# AIM
Answer these from the court opinion excerpt below:
1. Which constitutional amendments does the plaintiff say were violated?
2. On what date was the plaintiff transferred to the State Correctional Institution at Mercer?
3. How much back time was the plaintiff ordered to serve after his parole revocation hearing?

United States District Court, E.D. Pennsylvania
THOMAS N. O'NEILL, Jr., District Judge.
I have before me pro se plaintiff Calvin Butler's amended complaints, the motion to dismiss of defendants, who are officials and employees of the Pennsylvania Board of Probation and Parole,  and plaintiff's response thereto. Plaintiff alleges violations of his Fourth, Fifth, Eighth and Fourteenth Amendment rights arising out of a claimed untimely notice of parole violations charged against him and a claimed delay in holding his parole revocation hearing for a new criminal charge against him more than 120 days after his conviction.
Mr. Butler was arrested on June 19, 2011 while on parole for driving under the influence. Dkt. No. 8 at ECF p. 2. He was sent to the State Correctional Institution at Graterford on June 23, 2011, given a preliminary parole hearing and detained at Graterford until August 2, 2011 when he was transferred to the State Correctional Institution at Mercer. Id. On September 28, 2011 plaintiff was convicted of driving under the influence. Id . On November 28, 2011 he was sentenced on his DUI conviction. Id . On February 10, 2012 plaintiff appeared at his parole revocation hearing for his DUI conviction, was recommitted as a convicted parole violator and ordered to serve twelve months of back time. Id. On March 2, 2012 plaintiff filed an administrative appeal from the Pennsylvania Board of Probation and Parole's decision to revoke his parole that was denied by the Board on April 10, 2012. Id. at ECF p. 7 (Ex. "C").

# INFORMATION SHOWN
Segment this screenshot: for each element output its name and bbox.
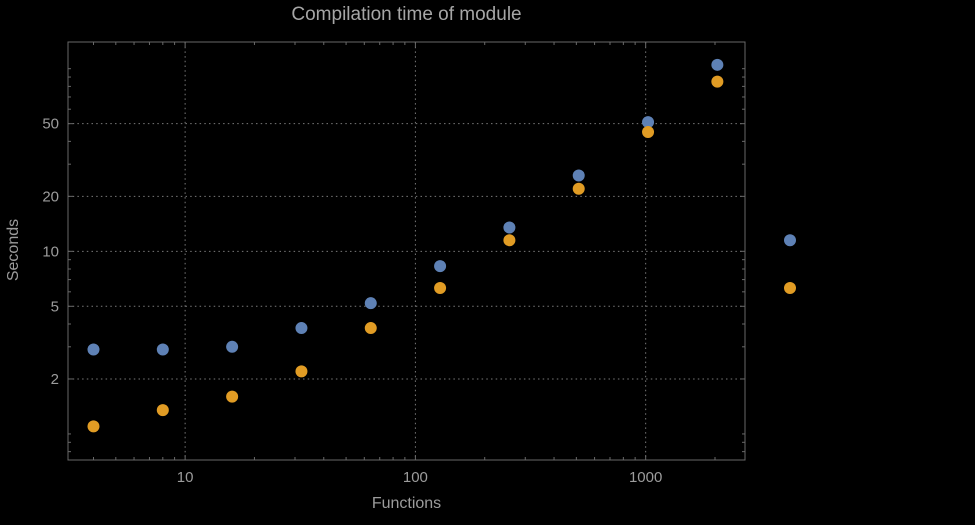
- legend-marker-orange: [784, 281, 796, 294]
- y-tick-label: 20: [42, 188, 59, 205]
- data-point-orange: [87, 420, 100, 433]
- data-point-orange: [156, 404, 169, 417]
- data-point-blue: [434, 260, 447, 273]
- y-tick-label: 2: [51, 371, 59, 388]
- data-point-orange: [711, 75, 724, 88]
- data-point-blue: [711, 58, 724, 71]
- data-point-orange: [295, 365, 308, 378]
- data-point-blue: [295, 322, 308, 335]
- data-point-orange: [503, 234, 516, 247]
- x-tick-label: 100: [403, 469, 428, 486]
- data-point-orange: [364, 322, 377, 335]
- data-point-orange: [434, 281, 447, 294]
- data-point-blue: [642, 116, 655, 129]
- data-point-blue: [156, 343, 169, 356]
- data-point-orange: [572, 182, 585, 195]
- x-tick-label: 10: [177, 469, 194, 486]
- x-tick-label: 1000: [629, 469, 662, 486]
- data-point-orange: [226, 390, 239, 403]
- data-point-blue: [503, 221, 516, 234]
- data-point-blue: [364, 297, 377, 310]
- data-point-blue: [572, 169, 585, 182]
- x-axis-label: Functions: [371, 495, 442, 512]
- y-tick-label: 50: [42, 116, 59, 133]
- y-tick-label: 10: [42, 243, 59, 260]
- chart-title: Compilation time of module: [291, 4, 522, 25]
- data-point-blue: [87, 343, 100, 356]
- legend-marker-blue: [784, 234, 796, 247]
- y-tick-label: 5: [51, 298, 59, 315]
- data-point-blue: [226, 340, 239, 353]
- data-point-orange: [642, 126, 655, 139]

# SOLVED PROBLEM
1. The Fourth, Fifth, Eighth and Fourteenth Amendments.
2. August 2, 2011.
3. Twelve months.